**Requirement:** Edit the lines from the first one through the line containing "394, 506, 410]", changing "member-thumbnail" to "member-tile" and leaving everything else untouched.

**Information given:**
━━━━━━━━━━━━━━━━━━━━
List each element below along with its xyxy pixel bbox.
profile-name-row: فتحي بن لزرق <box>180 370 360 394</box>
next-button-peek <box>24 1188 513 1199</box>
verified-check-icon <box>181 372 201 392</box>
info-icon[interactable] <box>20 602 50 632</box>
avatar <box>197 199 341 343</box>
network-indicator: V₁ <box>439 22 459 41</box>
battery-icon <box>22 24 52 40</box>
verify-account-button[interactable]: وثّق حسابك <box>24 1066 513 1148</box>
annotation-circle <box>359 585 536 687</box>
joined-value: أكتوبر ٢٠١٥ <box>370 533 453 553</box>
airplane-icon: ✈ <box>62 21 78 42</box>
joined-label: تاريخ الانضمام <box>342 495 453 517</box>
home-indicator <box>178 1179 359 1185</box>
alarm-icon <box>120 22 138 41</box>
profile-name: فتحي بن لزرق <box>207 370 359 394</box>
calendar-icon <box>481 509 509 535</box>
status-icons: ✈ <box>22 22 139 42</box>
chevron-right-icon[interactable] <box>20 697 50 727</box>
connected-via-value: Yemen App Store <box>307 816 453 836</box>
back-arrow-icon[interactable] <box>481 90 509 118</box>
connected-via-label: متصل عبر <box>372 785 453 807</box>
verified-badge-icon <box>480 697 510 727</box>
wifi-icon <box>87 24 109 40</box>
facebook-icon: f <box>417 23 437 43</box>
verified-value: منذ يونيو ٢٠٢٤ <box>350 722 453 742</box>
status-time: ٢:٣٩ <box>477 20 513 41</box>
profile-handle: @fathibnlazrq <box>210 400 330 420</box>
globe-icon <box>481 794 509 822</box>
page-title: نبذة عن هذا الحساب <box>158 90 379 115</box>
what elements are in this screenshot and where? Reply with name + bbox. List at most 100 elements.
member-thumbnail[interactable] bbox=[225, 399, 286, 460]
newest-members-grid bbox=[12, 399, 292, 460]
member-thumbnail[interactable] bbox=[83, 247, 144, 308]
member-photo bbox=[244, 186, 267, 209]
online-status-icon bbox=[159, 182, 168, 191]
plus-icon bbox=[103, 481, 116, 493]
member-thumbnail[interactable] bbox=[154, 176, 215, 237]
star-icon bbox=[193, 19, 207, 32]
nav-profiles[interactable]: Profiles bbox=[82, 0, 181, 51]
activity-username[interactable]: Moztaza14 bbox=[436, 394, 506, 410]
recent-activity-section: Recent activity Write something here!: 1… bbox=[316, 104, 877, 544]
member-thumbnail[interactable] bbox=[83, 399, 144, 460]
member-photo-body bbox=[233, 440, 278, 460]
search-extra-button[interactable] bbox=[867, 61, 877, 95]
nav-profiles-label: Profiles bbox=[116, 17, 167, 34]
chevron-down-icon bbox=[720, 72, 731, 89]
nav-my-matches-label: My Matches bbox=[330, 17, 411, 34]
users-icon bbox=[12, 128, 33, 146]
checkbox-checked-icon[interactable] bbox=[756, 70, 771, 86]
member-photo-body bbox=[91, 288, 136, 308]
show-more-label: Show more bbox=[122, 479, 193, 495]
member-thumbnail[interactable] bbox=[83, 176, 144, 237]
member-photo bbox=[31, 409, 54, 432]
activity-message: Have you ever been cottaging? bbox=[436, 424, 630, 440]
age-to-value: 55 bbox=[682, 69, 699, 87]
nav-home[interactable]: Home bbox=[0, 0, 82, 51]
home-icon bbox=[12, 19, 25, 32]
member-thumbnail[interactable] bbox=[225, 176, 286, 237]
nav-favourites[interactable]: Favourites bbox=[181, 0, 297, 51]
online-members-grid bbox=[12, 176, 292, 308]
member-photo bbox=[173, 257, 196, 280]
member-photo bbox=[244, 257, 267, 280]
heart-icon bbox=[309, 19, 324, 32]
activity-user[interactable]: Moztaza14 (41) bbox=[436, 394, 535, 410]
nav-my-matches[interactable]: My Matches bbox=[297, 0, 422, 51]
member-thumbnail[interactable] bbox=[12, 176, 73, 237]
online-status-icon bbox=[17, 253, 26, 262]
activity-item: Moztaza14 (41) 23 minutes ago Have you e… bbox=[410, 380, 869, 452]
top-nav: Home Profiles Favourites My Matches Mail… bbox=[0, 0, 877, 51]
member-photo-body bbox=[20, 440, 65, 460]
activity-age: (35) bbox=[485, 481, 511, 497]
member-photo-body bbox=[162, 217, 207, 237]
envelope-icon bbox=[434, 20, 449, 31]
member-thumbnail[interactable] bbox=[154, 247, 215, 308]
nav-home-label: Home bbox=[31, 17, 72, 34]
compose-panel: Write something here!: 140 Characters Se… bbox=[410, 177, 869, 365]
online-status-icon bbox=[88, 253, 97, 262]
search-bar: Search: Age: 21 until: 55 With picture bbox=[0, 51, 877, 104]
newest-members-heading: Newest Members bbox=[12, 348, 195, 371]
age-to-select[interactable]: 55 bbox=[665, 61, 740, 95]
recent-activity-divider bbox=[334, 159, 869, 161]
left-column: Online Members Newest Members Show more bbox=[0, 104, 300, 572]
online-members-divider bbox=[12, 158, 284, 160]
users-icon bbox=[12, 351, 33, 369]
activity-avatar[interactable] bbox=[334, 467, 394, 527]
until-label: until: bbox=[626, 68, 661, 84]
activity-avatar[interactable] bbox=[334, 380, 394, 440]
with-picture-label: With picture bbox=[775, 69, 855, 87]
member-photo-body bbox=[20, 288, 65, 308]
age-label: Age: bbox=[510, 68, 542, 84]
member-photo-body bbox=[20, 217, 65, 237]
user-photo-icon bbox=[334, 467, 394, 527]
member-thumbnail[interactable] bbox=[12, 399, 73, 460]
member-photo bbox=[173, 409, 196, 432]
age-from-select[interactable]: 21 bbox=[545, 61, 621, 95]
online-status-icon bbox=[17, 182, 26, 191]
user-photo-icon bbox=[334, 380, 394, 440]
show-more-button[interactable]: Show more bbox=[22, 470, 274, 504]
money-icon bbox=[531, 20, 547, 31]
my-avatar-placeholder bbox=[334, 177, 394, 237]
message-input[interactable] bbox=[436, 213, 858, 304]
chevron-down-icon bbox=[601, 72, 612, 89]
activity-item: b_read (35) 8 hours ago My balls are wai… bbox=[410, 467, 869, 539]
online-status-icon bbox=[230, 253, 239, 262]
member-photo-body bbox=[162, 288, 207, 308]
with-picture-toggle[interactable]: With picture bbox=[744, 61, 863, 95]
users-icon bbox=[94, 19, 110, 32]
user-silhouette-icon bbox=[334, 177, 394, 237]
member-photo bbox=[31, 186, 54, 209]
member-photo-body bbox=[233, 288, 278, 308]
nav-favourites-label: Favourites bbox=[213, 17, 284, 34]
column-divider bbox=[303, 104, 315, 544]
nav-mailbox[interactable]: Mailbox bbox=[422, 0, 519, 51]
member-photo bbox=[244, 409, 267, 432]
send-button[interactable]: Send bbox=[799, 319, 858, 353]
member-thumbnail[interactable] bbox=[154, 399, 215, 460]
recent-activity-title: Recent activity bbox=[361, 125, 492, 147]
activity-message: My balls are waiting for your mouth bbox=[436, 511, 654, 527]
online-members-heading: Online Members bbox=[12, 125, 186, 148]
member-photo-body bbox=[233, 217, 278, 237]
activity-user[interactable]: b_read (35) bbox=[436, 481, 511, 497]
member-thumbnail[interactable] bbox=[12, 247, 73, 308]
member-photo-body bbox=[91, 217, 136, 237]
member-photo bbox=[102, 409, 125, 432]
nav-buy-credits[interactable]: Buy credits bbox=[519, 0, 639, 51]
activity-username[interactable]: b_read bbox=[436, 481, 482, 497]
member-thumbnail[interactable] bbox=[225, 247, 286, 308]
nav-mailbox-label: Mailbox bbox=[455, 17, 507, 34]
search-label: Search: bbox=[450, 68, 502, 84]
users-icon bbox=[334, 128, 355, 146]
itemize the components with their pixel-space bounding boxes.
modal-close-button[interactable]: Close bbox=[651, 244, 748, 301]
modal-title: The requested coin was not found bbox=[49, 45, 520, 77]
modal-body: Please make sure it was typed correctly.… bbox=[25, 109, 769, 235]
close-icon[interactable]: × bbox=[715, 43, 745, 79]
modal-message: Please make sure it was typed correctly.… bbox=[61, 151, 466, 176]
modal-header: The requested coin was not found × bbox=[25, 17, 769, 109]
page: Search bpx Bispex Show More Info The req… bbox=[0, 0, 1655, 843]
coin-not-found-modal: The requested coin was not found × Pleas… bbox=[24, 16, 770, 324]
━━━━━━━━━━━━━━━━━━━━
**Written answer:**
List each element below along with its xyxy pixel bbox.
profile-name-row: فتحي بن لزرق <box>180 370 360 394</box>
next-button-peek <box>24 1188 513 1199</box>
verified-check-icon <box>181 372 201 392</box>
info-icon[interactable] <box>20 602 50 632</box>
avatar <box>197 199 341 343</box>
network-indicator: V₁ <box>439 22 459 41</box>
battery-icon <box>22 24 52 40</box>
verify-account-button[interactable]: وثّق حسابك <box>24 1066 513 1148</box>
annotation-circle <box>359 585 536 687</box>
joined-value: أكتوبر ٢٠١٥ <box>370 533 453 553</box>
airplane-icon: ✈ <box>62 21 78 42</box>
joined-label: تاريخ الانضمام <box>342 495 453 517</box>
home-indicator <box>178 1179 359 1185</box>
alarm-icon <box>120 22 138 41</box>
profile-name: فتحي بن لزرق <box>207 370 359 394</box>
calendar-icon <box>481 509 509 535</box>
status-icons: ✈ <box>22 22 139 42</box>
chevron-right-icon[interactable] <box>20 697 50 727</box>
connected-via-value: Yemen App Store <box>307 816 453 836</box>
back-arrow-icon[interactable] <box>481 90 509 118</box>
connected-via-label: متصل عبر <box>372 785 453 807</box>
verified-badge-icon <box>480 697 510 727</box>
wifi-icon <box>87 24 109 40</box>
facebook-icon: f <box>417 23 437 43</box>
verified-value: منذ يونيو ٢٠٢٤ <box>350 722 453 742</box>
status-time: ٢:٣٩ <box>477 20 513 41</box>
profile-handle: @fathibnlazrq <box>210 400 330 420</box>
globe-icon <box>481 794 509 822</box>
page-title: نبذة عن هذا الحساب <box>158 90 379 115</box>
what elements are in this screenshot and where? Reply with name + bbox. List at most 100 elements.
member-tile[interactable] bbox=[225, 399, 286, 460]
newest-members-grid bbox=[12, 399, 292, 460]
member-tile[interactable] bbox=[83, 247, 144, 308]
member-photo bbox=[244, 186, 267, 209]
online-status-icon bbox=[159, 182, 168, 191]
plus-icon bbox=[103, 481, 116, 493]
member-tile[interactable] bbox=[154, 176, 215, 237]
star-icon bbox=[193, 19, 207, 32]
nav-profiles[interactable]: Profiles bbox=[82, 0, 181, 51]
activity-username[interactable]: Moztaza14 bbox=[436, 394, 506, 410]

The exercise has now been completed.